## Exercise material
"""
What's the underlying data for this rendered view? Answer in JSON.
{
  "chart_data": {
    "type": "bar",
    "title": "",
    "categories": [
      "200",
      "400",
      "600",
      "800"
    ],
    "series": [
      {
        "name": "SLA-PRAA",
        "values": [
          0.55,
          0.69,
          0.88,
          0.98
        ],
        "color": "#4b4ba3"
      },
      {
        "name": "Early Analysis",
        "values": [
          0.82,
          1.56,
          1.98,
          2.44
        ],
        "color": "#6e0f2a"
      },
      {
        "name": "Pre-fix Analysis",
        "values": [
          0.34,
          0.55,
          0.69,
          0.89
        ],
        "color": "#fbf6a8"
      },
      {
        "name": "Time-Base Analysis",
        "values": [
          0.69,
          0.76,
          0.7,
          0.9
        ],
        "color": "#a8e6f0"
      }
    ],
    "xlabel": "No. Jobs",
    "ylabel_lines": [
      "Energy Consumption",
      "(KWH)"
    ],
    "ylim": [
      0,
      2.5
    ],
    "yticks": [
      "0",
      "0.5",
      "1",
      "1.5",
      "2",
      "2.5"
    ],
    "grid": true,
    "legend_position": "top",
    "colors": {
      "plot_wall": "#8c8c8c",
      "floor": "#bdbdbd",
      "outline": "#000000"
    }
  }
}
"""
## Aim
Copy out the whole listing exactly.

## Result below
What's the underlying data for this rendered view? Answer in JSON.
{
  "chart_data": {
    "type": "bar",
    "title": "",
    "categories": [
      "200",
      "400",
      "600",
      "800"
    ],
    "series": [
      {
        "name": "SLA-PRAA",
        "values": [
          0.55,
          0.69,
          0.88,
          0.98
        ],
        "color": "#4b4ba3"
      },
      {
        "name": "Early Analysis",
        "values": [
          0.82,
          1.56,
          1.98,
          2.44
        ],
        "color": "#6e0f2a"
      },
      {
        "name": "Pre-fix Analysis",
        "values": [
          0.34,
          0.55,
          0.69,
          0.89
        ],
        "color": "#fbf6a8"
      },
      {
        "name": "Time-Base Analysis",
        "values": [
          0.69,
          0.76,
          0.7,
          0.9
        ],
        "color": "#a8e6f0"
      }
    ],
    "xlabel": "No. Jobs",
    "ylabel_lines": [
      "Energy Consumption",
      "(KWH)"
    ],
    "ylim": [
      0,
      2.5
    ],
    "yticks": [
      "0",
      "0.5",
      "1",
      "1.5",
      "2",
      "2.5"
    ],
    "grid": true,
    "legend_position": "top",
    "colors": {
      "plot_wall": "#8c8c8c",
      "floor": "#bdbdbd",
      "outline": "#000000"
    }
  }
}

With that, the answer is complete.